▶ Brief: Quote every line as given.

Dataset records

Start

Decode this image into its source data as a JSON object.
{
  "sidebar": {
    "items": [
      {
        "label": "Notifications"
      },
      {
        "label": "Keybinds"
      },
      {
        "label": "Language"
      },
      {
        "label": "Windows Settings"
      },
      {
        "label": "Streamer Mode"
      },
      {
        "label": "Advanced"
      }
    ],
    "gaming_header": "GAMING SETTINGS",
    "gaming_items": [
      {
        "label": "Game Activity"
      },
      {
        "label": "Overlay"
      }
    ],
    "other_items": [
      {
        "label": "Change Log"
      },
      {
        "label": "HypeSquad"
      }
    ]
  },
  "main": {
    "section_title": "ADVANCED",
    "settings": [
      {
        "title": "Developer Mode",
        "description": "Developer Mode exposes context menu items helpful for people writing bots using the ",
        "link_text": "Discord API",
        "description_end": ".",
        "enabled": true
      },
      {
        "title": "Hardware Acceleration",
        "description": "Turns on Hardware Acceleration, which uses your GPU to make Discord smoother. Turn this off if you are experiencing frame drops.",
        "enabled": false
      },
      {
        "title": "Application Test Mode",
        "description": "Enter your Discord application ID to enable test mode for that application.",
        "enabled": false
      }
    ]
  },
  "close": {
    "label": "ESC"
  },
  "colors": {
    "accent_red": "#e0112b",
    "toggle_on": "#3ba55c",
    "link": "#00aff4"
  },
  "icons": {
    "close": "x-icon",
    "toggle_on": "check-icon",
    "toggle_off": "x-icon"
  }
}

End

▶ Exercise response:
Decode this image into its source data as a JSON object.
{
  "sidebar": {
    "items": [
      {
        "label": "Notifications"
      },
      {
        "label": "Keybinds"
      },
      {
        "label": "Language"
      },
      {
        "label": "Windows Settings"
      },
      {
        "label": "Streamer Mode"
      },
      {
        "label": "Advanced"
      }
    ],
    "gaming_header": "GAMING SETTINGS",
    "gaming_items": [
      {
        "label": "Game Activity"
      },
      {
        "label": "Overlay"
      }
    ],
    "other_items": [
      {
        "label": "Change Log"
      },
      {
        "label": "HypeSquad"
      }
    ]
  },
  "main": {
    "section_title": "ADVANCED",
    "settings": [
      {
        "title": "Developer Mode",
        "description": "Developer Mode exposes context menu items helpful for people writing bots using the ",
        "link_text": "Discord API",
        "description_end": ".",
        "enabled": true
      },
      {
        "title": "Hardware Acceleration",
        "description": "Turns on Hardware Acceleration, which uses your GPU to make Discord smoother. Turn this off if you are experiencing frame drops.",
        "enabled": false
      },
      {
        "title": "Application Test Mode",
        "description": "Enter your Discord application ID to enable test mode for that application.",
        "enabled": false
      }
    ]
  },
  "close": {
    "label": "ESC"
  },
  "colors": {
    "accent_red": "#e0112b",
    "toggle_on": "#3ba55c",
    "link": "#00aff4"
  },
  "icons": {
    "close": "x-icon",
    "toggle_on": "check-icon",
    "toggle_off": "x-icon"
  }
}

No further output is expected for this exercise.